=== Supplied entries ===
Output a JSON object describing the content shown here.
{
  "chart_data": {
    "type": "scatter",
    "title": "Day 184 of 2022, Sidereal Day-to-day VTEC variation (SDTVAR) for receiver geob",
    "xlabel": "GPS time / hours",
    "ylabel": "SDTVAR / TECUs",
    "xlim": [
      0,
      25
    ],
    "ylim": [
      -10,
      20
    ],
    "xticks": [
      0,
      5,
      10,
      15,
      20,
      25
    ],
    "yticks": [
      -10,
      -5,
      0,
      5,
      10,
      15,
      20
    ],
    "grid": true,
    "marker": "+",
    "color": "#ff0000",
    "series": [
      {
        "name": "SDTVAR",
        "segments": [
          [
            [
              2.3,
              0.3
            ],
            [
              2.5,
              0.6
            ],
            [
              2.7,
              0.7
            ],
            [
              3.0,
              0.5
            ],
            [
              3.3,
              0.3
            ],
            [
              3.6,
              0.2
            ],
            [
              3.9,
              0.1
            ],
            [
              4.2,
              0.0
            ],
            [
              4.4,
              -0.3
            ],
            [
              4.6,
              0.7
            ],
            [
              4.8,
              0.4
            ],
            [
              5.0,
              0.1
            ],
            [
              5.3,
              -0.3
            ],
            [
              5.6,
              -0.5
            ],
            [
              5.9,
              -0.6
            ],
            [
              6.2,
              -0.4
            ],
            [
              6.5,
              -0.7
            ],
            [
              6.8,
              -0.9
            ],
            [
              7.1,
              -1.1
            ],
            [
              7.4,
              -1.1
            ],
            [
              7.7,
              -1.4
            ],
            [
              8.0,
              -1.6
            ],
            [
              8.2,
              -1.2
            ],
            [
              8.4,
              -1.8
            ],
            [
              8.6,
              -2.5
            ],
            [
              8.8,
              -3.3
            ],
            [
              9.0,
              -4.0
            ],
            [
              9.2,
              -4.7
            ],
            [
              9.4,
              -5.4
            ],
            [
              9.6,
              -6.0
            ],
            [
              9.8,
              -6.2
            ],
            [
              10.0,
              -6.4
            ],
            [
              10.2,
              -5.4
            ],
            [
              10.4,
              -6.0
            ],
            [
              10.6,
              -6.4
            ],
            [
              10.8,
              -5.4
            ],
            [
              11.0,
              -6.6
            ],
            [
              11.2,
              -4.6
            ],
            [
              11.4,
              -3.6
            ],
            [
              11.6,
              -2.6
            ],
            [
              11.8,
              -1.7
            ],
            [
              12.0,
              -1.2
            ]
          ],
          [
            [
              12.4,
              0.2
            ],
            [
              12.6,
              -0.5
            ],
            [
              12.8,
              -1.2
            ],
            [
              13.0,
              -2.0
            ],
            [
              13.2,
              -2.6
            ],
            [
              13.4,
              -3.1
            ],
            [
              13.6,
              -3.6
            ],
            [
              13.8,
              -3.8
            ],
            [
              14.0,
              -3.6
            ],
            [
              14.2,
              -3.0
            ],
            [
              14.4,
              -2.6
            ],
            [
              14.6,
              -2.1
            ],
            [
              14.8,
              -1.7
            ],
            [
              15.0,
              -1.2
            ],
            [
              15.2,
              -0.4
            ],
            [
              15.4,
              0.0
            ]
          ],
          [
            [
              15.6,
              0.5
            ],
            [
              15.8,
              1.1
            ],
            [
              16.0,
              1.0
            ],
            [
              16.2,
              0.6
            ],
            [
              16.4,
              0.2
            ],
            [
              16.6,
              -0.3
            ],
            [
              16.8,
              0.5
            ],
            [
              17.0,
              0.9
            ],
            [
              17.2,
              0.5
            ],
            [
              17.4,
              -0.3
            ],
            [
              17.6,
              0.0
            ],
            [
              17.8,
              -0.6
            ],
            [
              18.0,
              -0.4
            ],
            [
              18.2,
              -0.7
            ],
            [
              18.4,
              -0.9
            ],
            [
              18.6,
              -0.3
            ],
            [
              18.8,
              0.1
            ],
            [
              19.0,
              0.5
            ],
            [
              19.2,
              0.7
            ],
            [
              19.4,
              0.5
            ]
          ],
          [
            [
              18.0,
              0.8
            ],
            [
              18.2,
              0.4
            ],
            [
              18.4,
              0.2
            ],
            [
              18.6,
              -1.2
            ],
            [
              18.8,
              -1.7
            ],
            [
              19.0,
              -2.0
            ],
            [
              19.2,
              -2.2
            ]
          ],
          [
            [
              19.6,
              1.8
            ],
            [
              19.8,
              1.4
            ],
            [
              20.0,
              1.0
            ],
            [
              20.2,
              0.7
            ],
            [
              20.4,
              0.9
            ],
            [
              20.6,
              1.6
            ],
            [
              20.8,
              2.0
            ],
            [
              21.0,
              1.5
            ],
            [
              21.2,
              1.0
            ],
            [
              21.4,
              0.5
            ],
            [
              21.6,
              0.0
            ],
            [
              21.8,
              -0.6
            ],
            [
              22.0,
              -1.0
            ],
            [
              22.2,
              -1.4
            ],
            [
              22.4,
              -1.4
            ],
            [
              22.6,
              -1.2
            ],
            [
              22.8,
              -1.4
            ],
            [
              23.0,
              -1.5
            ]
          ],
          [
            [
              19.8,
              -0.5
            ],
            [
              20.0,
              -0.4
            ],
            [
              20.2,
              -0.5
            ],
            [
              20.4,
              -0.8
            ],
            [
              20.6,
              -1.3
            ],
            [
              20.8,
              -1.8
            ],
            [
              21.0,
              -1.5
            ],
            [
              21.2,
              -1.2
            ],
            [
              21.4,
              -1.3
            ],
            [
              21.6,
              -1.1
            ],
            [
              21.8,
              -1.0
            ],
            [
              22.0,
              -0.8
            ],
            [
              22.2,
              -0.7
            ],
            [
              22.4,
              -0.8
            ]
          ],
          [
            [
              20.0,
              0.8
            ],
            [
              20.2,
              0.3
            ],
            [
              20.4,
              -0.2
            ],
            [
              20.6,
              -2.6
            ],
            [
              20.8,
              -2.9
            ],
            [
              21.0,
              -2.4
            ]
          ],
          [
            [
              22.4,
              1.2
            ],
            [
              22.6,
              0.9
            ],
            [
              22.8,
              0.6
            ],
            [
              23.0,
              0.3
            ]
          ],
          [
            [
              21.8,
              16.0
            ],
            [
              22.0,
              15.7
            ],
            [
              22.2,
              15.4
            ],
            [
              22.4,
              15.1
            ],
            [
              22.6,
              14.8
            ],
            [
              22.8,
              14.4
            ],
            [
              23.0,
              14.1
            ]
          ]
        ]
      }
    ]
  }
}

=== Exercise instructions ===
Extract all lines as given.

=== Solved problem ===
Output a JSON object describing the content shown here.
{
  "chart_data": {
    "type": "scatter",
    "title": "Day 184 of 2022, Sidereal Day-to-day VTEC variation (SDTVAR) for receiver geob",
    "xlabel": "GPS time / hours",
    "ylabel": "SDTVAR / TECUs",
    "xlim": [
      0,
      25
    ],
    "ylim": [
      -10,
      20
    ],
    "xticks": [
      0,
      5,
      10,
      15,
      20,
      25
    ],
    "yticks": [
      -10,
      -5,
      0,
      5,
      10,
      15,
      20
    ],
    "grid": true,
    "marker": "+",
    "color": "#ff0000",
    "series": [
      {
        "name": "SDTVAR",
        "segments": [
          [
            [
              2.3,
              0.3
            ],
            [
              2.5,
              0.6
            ],
            [
              2.7,
              0.7
            ],
            [
              3.0,
              0.5
            ],
            [
              3.3,
              0.3
            ],
            [
              3.6,
              0.2
            ],
            [
              3.9,
              0.1
            ],
            [
              4.2,
              0.0
            ],
            [
              4.4,
              -0.3
            ],
            [
              4.6,
              0.7
            ],
            [
              4.8,
              0.4
            ],
            [
              5.0,
              0.1
            ],
            [
              5.3,
              -0.3
            ],
            [
              5.6,
              -0.5
            ],
            [
              5.9,
              -0.6
            ],
            [
              6.2,
              -0.4
            ],
            [
              6.5,
              -0.7
            ],
            [
              6.8,
              -0.9
            ],
            [
              7.1,
              -1.1
            ],
            [
              7.4,
              -1.1
            ],
            [
              7.7,
              -1.4
            ],
            [
              8.0,
              -1.6
            ],
            [
              8.2,
              -1.2
            ],
            [
              8.4,
              -1.8
            ],
            [
              8.6,
              -2.5
            ],
            [
              8.8,
              -3.3
            ],
            [
              9.0,
              -4.0
            ],
            [
              9.2,
              -4.7
            ],
            [
              9.4,
              -5.4
            ],
            [
              9.6,
              -6.0
            ],
            [
              9.8,
              -6.2
            ],
            [
              10.0,
              -6.4
            ],
            [
              10.2,
              -5.4
            ],
            [
              10.4,
              -6.0
            ],
            [
              10.6,
              -6.4
            ],
            [
              10.8,
              -5.4
            ],
            [
              11.0,
              -6.6
            ],
            [
              11.2,
              -4.6
            ],
            [
              11.4,
              -3.6
            ],
            [
              11.6,
              -2.6
            ],
            [
              11.8,
              -1.7
            ],
            [
              12.0,
              -1.2
            ]
          ],
          [
            [
              12.4,
              0.2
            ],
            [
              12.6,
              -0.5
            ],
            [
              12.8,
              -1.2
            ],
            [
              13.0,
              -2.0
            ],
            [
              13.2,
              -2.6
            ],
            [
              13.4,
              -3.1
            ],
            [
              13.6,
              -3.6
            ],
            [
              13.8,
              -3.8
            ],
            [
              14.0,
              -3.6
            ],
            [
              14.2,
              -3.0
            ],
            [
              14.4,
              -2.6
            ],
            [
              14.6,
              -2.1
            ],
            [
              14.8,
              -1.7
            ],
            [
              15.0,
              -1.2
            ],
            [
              15.2,
              -0.4
            ],
            [
              15.4,
              0.0
            ]
          ],
          [
            [
              15.6,
              0.5
            ],
            [
              15.8,
              1.1
            ],
            [
              16.0,
              1.0
            ],
            [
              16.2,
              0.6
            ],
            [
              16.4,
              0.2
            ],
            [
              16.6,
              -0.3
            ],
            [
              16.8,
              0.5
            ],
            [
              17.0,
              0.9
            ],
            [
              17.2,
              0.5
            ],
            [
              17.4,
              -0.3
            ],
            [
              17.6,
              0.0
            ],
            [
              17.8,
              -0.6
            ],
            [
              18.0,
              -0.4
            ],
            [
              18.2,
              -0.7
            ],
            [
              18.4,
              -0.9
            ],
            [
              18.6,
              -0.3
            ],
            [
              18.8,
              0.1
            ],
            [
              19.0,
              0.5
            ],
            [
              19.2,
              0.7
            ],
            [
              19.4,
              0.5
            ]
          ],
          [
            [
              18.0,
              0.8
            ],
            [
              18.2,
              0.4
            ],
            [
              18.4,
              0.2
            ],
            [
              18.6,
              -1.2
            ],
            [
              18.8,
              -1.7
            ],
            [
              19.0,
              -2.0
            ],
            [
              19.2,
              -2.2
            ]
          ],
          [
            [
              19.6,
              1.8
            ],
            [
              19.8,
              1.4
            ],
            [
              20.0,
              1.0
            ],
            [
              20.2,
              0.7
            ],
            [
              20.4,
              0.9
            ],
            [
              20.6,
              1.6
            ],
            [
              20.8,
              2.0
            ],
            [
              21.0,
              1.5
            ],
            [
              21.2,
              1.0
            ],
            [
              21.4,
              0.5
            ],
            [
              21.6,
              0.0
            ],
            [
              21.8,
              -0.6
            ],
            [
              22.0,
              -1.0
            ],
            [
              22.2,
              -1.4
            ],
            [
              22.4,
              -1.4
            ],
            [
              22.6,
              -1.2
            ],
            [
              22.8,
              -1.4
            ],
            [
              23.0,
              -1.5
            ]
          ],
          [
            [
              19.8,
              -0.5
            ],
            [
              20.0,
              -0.4
            ],
            [
              20.2,
              -0.5
            ],
            [
              20.4,
              -0.8
            ],
            [
              20.6,
              -1.3
            ],
            [
              20.8,
              -1.8
            ],
            [
              21.0,
              -1.5
            ],
            [
              21.2,
              -1.2
            ],
            [
              21.4,
              -1.3
            ],
            [
              21.6,
              -1.1
            ],
            [
              21.8,
              -1.0
            ],
            [
              22.0,
              -0.8
            ],
            [
              22.2,
              -0.7
            ],
            [
              22.4,
              -0.8
            ]
          ],
          [
            [
              20.0,
              0.8
            ],
            [
              20.2,
              0.3
            ],
            [
              20.4,
              -0.2
            ],
            [
              20.6,
              -2.6
            ],
            [
              20.8,
              -2.9
            ],
            [
              21.0,
              -2.4
            ]
          ],
          [
            [
              22.4,
              1.2
            ],
            [
              22.6,
              0.9
            ],
            [
              22.8,
              0.6
            ],
            [
              23.0,
              0.3
            ]
          ],
          [
            [
              21.8,
              16.0
            ],
            [
              22.0,
              15.7
            ],
            [
              22.2,
              15.4
            ],
            [
              22.4,
              15.1
            ],
            [
              22.6,
              14.8
            ],
            [
              22.8,
              14.4
            ],
            [
              23.0,
              14.1
            ]
          ]
        ]
      }
    ]
  }
}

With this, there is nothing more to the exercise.